### Given exercise
Below is a listing; write it out exactly and drop any images from it.

### Input material
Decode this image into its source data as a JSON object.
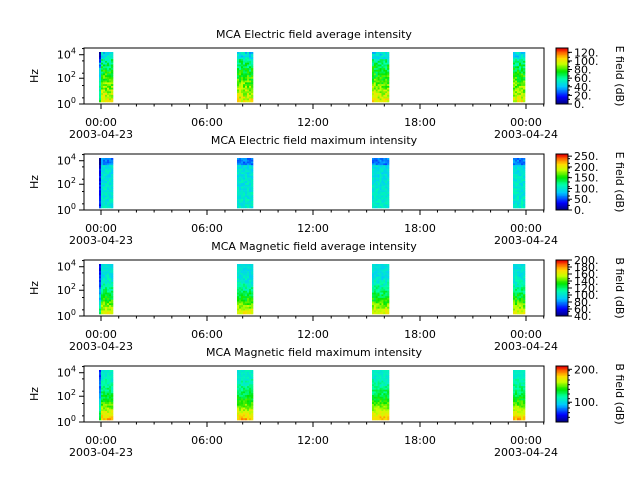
{
  "chart_data": [
    {
      "type": "heatmap",
      "title": "MCA  Electric field average intensity",
      "ylabel": "Hz",
      "colorbar_label": "E field (dB)",
      "colorbar_ticks": [
        "0.",
        "20.",
        "40.",
        "60.",
        "80.",
        "100.",
        "120."
      ],
      "colorbar_range": [
        0,
        130
      ],
      "y_log": true,
      "yticks": [
        {
          "base": "10",
          "exp": "0"
        },
        {
          "base": "10",
          "exp": "2"
        },
        {
          "base": "10",
          "exp": "4"
        }
      ],
      "ylim": [
        1,
        50000
      ],
      "xlim_hours": [
        -4,
        44
      ],
      "xticks": [
        {
          "label": "00:00",
          "date": "2003-04-23"
        },
        {
          "label": "06:00",
          "date": ""
        },
        {
          "label": "12:00",
          "date": ""
        },
        {
          "label": "18:00",
          "date": ""
        },
        {
          "label": "00:00",
          "date": "2003-04-24"
        }
      ],
      "segments_hours": [
        [
          0.0,
          1.2
        ],
        [
          15.2,
          16.8
        ],
        [
          30.5,
          32.5
        ],
        [
          45.8,
          47.0
        ]
      ],
      "intensity_profile": "avg"
    },
    {
      "type": "heatmap",
      "title": "MCA  Electric field maximum intensity",
      "ylabel": "Hz",
      "colorbar_label": "E field (dB)",
      "colorbar_ticks": [
        "0.",
        "50.",
        "100.",
        "150.",
        "200.",
        "250."
      ],
      "colorbar_range": [
        0,
        260
      ],
      "y_log": true,
      "yticks": [
        {
          "base": "10",
          "exp": "0"
        },
        {
          "base": "10",
          "exp": "2"
        },
        {
          "base": "10",
          "exp": "4"
        }
      ],
      "ylim": [
        1,
        50000
      ],
      "xticks": [
        {
          "label": "00:00",
          "date": "2003-04-23"
        },
        {
          "label": "06:00",
          "date": ""
        },
        {
          "label": "12:00",
          "date": ""
        },
        {
          "label": "18:00",
          "date": ""
        },
        {
          "label": "00:00",
          "date": "2003-04-24"
        }
      ],
      "intensity_profile": "max"
    },
    {
      "type": "heatmap",
      "title": "MCA  Magnetic field average intensity",
      "ylabel": "Hz",
      "colorbar_label": "B field (dB)",
      "colorbar_ticks": [
        "40.",
        "60.",
        "80.",
        "100.",
        "120.",
        "140.",
        "160.",
        "180.",
        "200."
      ],
      "colorbar_range": [
        40,
        200
      ],
      "y_log": true,
      "yticks": [
        {
          "base": "10",
          "exp": "0"
        },
        {
          "base": "10",
          "exp": "2"
        },
        {
          "base": "10",
          "exp": "4"
        }
      ],
      "ylim": [
        1,
        50000
      ],
      "xticks": [
        {
          "label": "00:00",
          "date": "2003-04-23"
        },
        {
          "label": "06:00",
          "date": ""
        },
        {
          "label": "12:00",
          "date": ""
        },
        {
          "label": "18:00",
          "date": ""
        },
        {
          "label": "00:00",
          "date": "2003-04-24"
        }
      ],
      "intensity_profile": "mag_avg"
    },
    {
      "type": "heatmap",
      "title": "MCA  Magnetic field maximum intensity",
      "ylabel": "Hz",
      "colorbar_label": "B field (dB)",
      "colorbar_ticks": [
        "100.",
        "200."
      ],
      "colorbar_range": [
        40,
        210
      ],
      "y_log": true,
      "yticks": [
        {
          "base": "10",
          "exp": "0"
        },
        {
          "base": "10",
          "exp": "2"
        },
        {
          "base": "10",
          "exp": "4"
        }
      ],
      "ylim": [
        1,
        50000
      ],
      "xticks": [
        {
          "label": "00:00",
          "date": "2003-04-23"
        },
        {
          "label": "06:00",
          "date": ""
        },
        {
          "label": "12:00",
          "date": ""
        },
        {
          "label": "18:00",
          "date": ""
        },
        {
          "label": "00:00",
          "date": "2003-04-24"
        }
      ],
      "intensity_profile": "mag_max"
    }
  ]
}
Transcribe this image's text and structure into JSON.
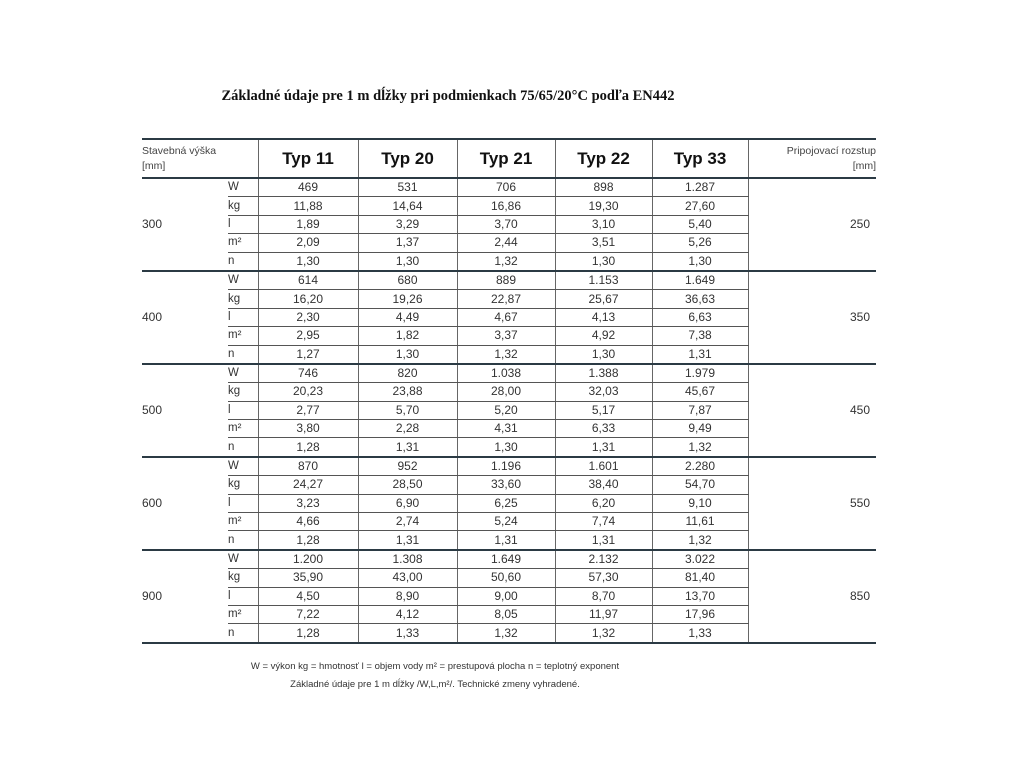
{
  "title": "Základné údaje pre 1 m dĺžky pri podmienkach 75/65/20°C podľa EN442",
  "header": {
    "height_label_line1": "Stavebná výška",
    "height_label_line2": "[mm]",
    "types": [
      "Typ 11",
      "Typ 20",
      "Typ 21",
      "Typ 22",
      "Typ 33"
    ],
    "spacing_label_line1": "Pripojovací rozstup",
    "spacing_label_line2": "[mm]"
  },
  "units": [
    "W",
    "kg",
    "l",
    "m²",
    "n"
  ],
  "groups": [
    {
      "height": "300",
      "spacing": "250",
      "rows": [
        [
          "469",
          "531",
          "706",
          "898",
          "1.287"
        ],
        [
          "11,88",
          "14,64",
          "16,86",
          "19,30",
          "27,60"
        ],
        [
          "1,89",
          "3,29",
          "3,70",
          "3,10",
          "5,40"
        ],
        [
          "2,09",
          "1,37",
          "2,44",
          "3,51",
          "5,26"
        ],
        [
          "1,30",
          "1,30",
          "1,32",
          "1,30",
          "1,30"
        ]
      ]
    },
    {
      "height": "400",
      "spacing": "350",
      "rows": [
        [
          "614",
          "680",
          "889",
          "1.153",
          "1.649"
        ],
        [
          "16,20",
          "19,26",
          "22,87",
          "25,67",
          "36,63"
        ],
        [
          "2,30",
          "4,49",
          "4,67",
          "4,13",
          "6,63"
        ],
        [
          "2,95",
          "1,82",
          "3,37",
          "4,92",
          "7,38"
        ],
        [
          "1,27",
          "1,30",
          "1,32",
          "1,30",
          "1,31"
        ]
      ]
    },
    {
      "height": "500",
      "spacing": "450",
      "rows": [
        [
          "746",
          "820",
          "1.038",
          "1.388",
          "1.979"
        ],
        [
          "20,23",
          "23,88",
          "28,00",
          "32,03",
          "45,67"
        ],
        [
          "2,77",
          "5,70",
          "5,20",
          "5,17",
          "7,87"
        ],
        [
          "3,80",
          "2,28",
          "4,31",
          "6,33",
          "9,49"
        ],
        [
          "1,28",
          "1,31",
          "1,30",
          "1,31",
          "1,32"
        ]
      ]
    },
    {
      "height": "600",
      "spacing": "550",
      "rows": [
        [
          "870",
          "952",
          "1.196",
          "1.601",
          "2.280"
        ],
        [
          "24,27",
          "28,50",
          "33,60",
          "38,40",
          "54,70"
        ],
        [
          "3,23",
          "6,90",
          "6,25",
          "6,20",
          "9,10"
        ],
        [
          "4,66",
          "2,74",
          "5,24",
          "7,74",
          "11,61"
        ],
        [
          "1,28",
          "1,31",
          "1,31",
          "1,31",
          "1,32"
        ]
      ]
    },
    {
      "height": "900",
      "spacing": "850",
      "rows": [
        [
          "1.200",
          "1.308",
          "1.649",
          "2.132",
          "3.022"
        ],
        [
          "35,90",
          "43,00",
          "50,60",
          "57,30",
          "81,40"
        ],
        [
          "4,50",
          "8,90",
          "9,00",
          "8,70",
          "13,70"
        ],
        [
          "7,22",
          "4,12",
          "8,05",
          "11,97",
          "17,96"
        ],
        [
          "1,28",
          "1,33",
          "1,32",
          "1,32",
          "1,33"
        ]
      ]
    }
  ],
  "footnote": {
    "line1": "W = výkon  kg = hmotnosť  l = objem vody   m² = prestupová plocha   n = teplotný exponent",
    "line2": "Základné údaje pre 1 m dĺžky /W,L,m²/. Technické zmeny vyhradené."
  }
}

### Exercise answer
Decode this image into its source data as a JSON object.
{
  "chart_data": [
    {
      "type": "heatmap",
      "title": "MCA  Electric field average intensity",
      "ylabel": "Hz",
      "colorbar_label": "E field (dB)",
      "colorbar_ticks": [
        "0.",
        "20.",
        "40.",
        "60.",
        "80.",
        "100.",
        "120."
      ],
      "colorbar_range": [
        0,
        130
      ],
      "y_log": true,
      "yticks": [
        {
          "base": "10",
          "exp": "0"
        },
        {
          "base": "10",
          "exp": "2"
        },
        {
          "base": "10",
          "exp": "4"
        }
      ],
      "ylim": [
        1,
        50000
      ],
      "xlim_hours": [
        -4,
        44
      ],
      "xticks": [
        {
          "label": "00:00",
          "date": "2003-04-23"
        },
        {
          "label": "06:00",
          "date": ""
        },
        {
          "label": "12:00",
          "date": ""
        },
        {
          "label": "18:00",
          "date": ""
        },
        {
          "label": "00:00",
          "date": "2003-04-24"
        }
      ],
      "segments_hours": [
        [
          0.0,
          1.2
        ],
        [
          15.2,
          16.8
        ],
        [
          30.5,
          32.5
        ],
        [
          45.8,
          47.0
        ]
      ],
      "intensity_profile": "avg"
    },
    {
      "type": "heatmap",
      "title": "MCA  Electric field maximum intensity",
      "ylabel": "Hz",
      "colorbar_label": "E field (dB)",
      "colorbar_ticks": [
        "0.",
        "50.",
        "100.",
        "150.",
        "200.",
        "250."
      ],
      "colorbar_range": [
        0,
        260
      ],
      "y_log": true,
      "yticks": [
        {
          "base": "10",
          "exp": "0"
        },
        {
          "base": "10",
          "exp": "2"
        },
        {
          "base": "10",
          "exp": "4"
        }
      ],
      "ylim": [
        1,
        50000
      ],
      "xticks": [
        {
          "label": "00:00",
          "date": "2003-04-23"
        },
        {
          "label": "06:00",
          "date": ""
        },
        {
          "label": "12:00",
          "date": ""
        },
        {
          "label": "18:00",
          "date": ""
        },
        {
          "label": "00:00",
          "date": "2003-04-24"
        }
      ],
      "intensity_profile": "max"
    },
    {
      "type": "heatmap",
      "title": "MCA  Magnetic field average intensity",
      "ylabel": "Hz",
      "colorbar_label": "B field (dB)",
      "colorbar_ticks": [
        "40.",
        "60.",
        "80.",
        "100.",
        "120.",
        "140.",
        "160.",
        "180.",
        "200."
      ],
      "colorbar_range": [
        40,
        200
      ],
      "y_log": true,
      "yticks": [
        {
          "base": "10",
          "exp": "0"
        },
        {
          "base": "10",
          "exp": "2"
        },
        {
          "base": "10",
          "exp": "4"
        }
      ],
      "ylim": [
        1,
        50000
      ],
      "xticks": [
        {
          "label": "00:00",
          "date": "2003-04-23"
        },
        {
          "label": "06:00",
          "date": ""
        },
        {
          "label": "12:00",
          "date": ""
        },
        {
          "label": "18:00",
          "date": ""
        },
        {
          "label": "00:00",
          "date": "2003-04-24"
        }
      ],
      "intensity_profile": "mag_avg"
    },
    {
      "type": "heatmap",
      "title": "MCA  Magnetic field maximum intensity",
      "ylabel": "Hz",
      "colorbar_label": "B field (dB)",
      "colorbar_ticks": [
        "100.",
        "200."
      ],
      "colorbar_range": [
        40,
        210
      ],
      "y_log": true,
      "yticks": [
        {
          "base": "10",
          "exp": "0"
        },
        {
          "base": "10",
          "exp": "2"
        },
        {
          "base": "10",
          "exp": "4"
        }
      ],
      "ylim": [
        1,
        50000
      ],
      "xticks": [
        {
          "label": "00:00",
          "date": "2003-04-23"
        },
        {
          "label": "06:00",
          "date": ""
        },
        {
          "label": "12:00",
          "date": ""
        },
        {
          "label": "18:00",
          "date": ""
        },
        {
          "label": "00:00",
          "date": "2003-04-24"
        }
      ],
      "intensity_profile": "mag_max"
    }
  ]
}
Transcribe this image's text and structure into JSON.
{
  "title": "Základné údaje pre 1 m dĺžky pri podmienkach 75/65/20°C podľa EN442",
  "header": {
    "height_label_line1": "Stavebná výška",
    "height_label_line2": "[mm]",
    "types": [
      "Typ 11",
      "Typ 20",
      "Typ 21",
      "Typ 22",
      "Typ 33"
    ],
    "spacing_label_line1": "Pripojovací rozstup",
    "spacing_label_line2": "[mm]"
  },
  "units": [
    "W",
    "kg",
    "l",
    "m²",
    "n"
  ],
  "groups": [
    {
      "height": "300",
      "spacing": "250",
      "rows": [
        [
          "469",
          "531",
          "706",
          "898",
          "1.287"
        ],
        [
          "11,88",
          "14,64",
          "16,86",
          "19,30",
          "27,60"
        ],
        [
          "1,89",
          "3,29",
          "3,70",
          "3,10",
          "5,40"
        ],
        [
          "2,09",
          "1,37",
          "2,44",
          "3,51",
          "5,26"
        ],
        [
          "1,30",
          "1,30",
          "1,32",
          "1,30",
          "1,30"
        ]
      ]
    },
    {
      "height": "400",
      "spacing": "350",
      "rows": [
        [
          "614",
          "680",
          "889",
          "1.153",
          "1.649"
        ],
        [
          "16,20",
          "19,26",
          "22,87",
          "25,67",
          "36,63"
        ],
        [
          "2,30",
          "4,49",
          "4,67",
          "4,13",
          "6,63"
        ],
        [
          "2,95",
          "1,82",
          "3,37",
          "4,92",
          "7,38"
        ],
        [
          "1,27",
          "1,30",
          "1,32",
          "1,30",
          "1,31"
        ]
      ]
    },
    {
      "height": "500",
      "spacing": "450",
      "rows": [
        [
          "746",
          "820",
          "1.038",
          "1.388",
          "1.979"
        ],
        [
          "20,23",
          "23,88",
          "28,00",
          "32,03",
          "45,67"
        ],
        [
          "2,77",
          "5,70",
          "5,20",
          "5,17",
          "7,87"
        ],
        [
          "3,80",
          "2,28",
          "4,31",
          "6,33",
          "9,49"
        ],
        [
          "1,28",
          "1,31",
          "1,30",
          "1,31",
          "1,32"
        ]
      ]
    },
    {
      "height": "600",
      "spacing": "550",
      "rows": [
        [
          "870",
          "952",
          "1.196",
          "1.601",
          "2.280"
        ],
        [
          "24,27",
          "28,50",
          "33,60",
          "38,40",
          "54,70"
        ],
        [
          "3,23",
          "6,90",
          "6,25",
          "6,20",
          "9,10"
        ],
        [
          "4,66",
          "2,74",
          "5,24",
          "7,74",
          "11,61"
        ],
        [
          "1,28",
          "1,31",
          "1,31",
          "1,31",
          "1,32"
        ]
      ]
    },
    {
      "height": "900",
      "spacing": "850",
      "rows": [
        [
          "1.200",
          "1.308",
          "1.649",
          "2.132",
          "3.022"
        ],
        [
          "35,90",
          "43,00",
          "50,60",
          "57,30",
          "81,40"
        ],
        [
          "4,50",
          "8,90",
          "9,00",
          "8,70",
          "13,70"
        ],
        [
          "7,22",
          "4,12",
          "8,05",
          "11,97",
          "17,96"
        ],
        [
          "1,28",
          "1,33",
          "1,32",
          "1,32",
          "1,33"
        ]
      ]
    }
  ],
  "footnote": {
    "line1": "W = výkon  kg = hmotnosť  l = objem vody   m² = prestupová plocha   n = teplotný exponent",
    "line2": "Základné údaje pre 1 m dĺžky /W,L,m²/. Technické zmeny vyhradené."
  }
}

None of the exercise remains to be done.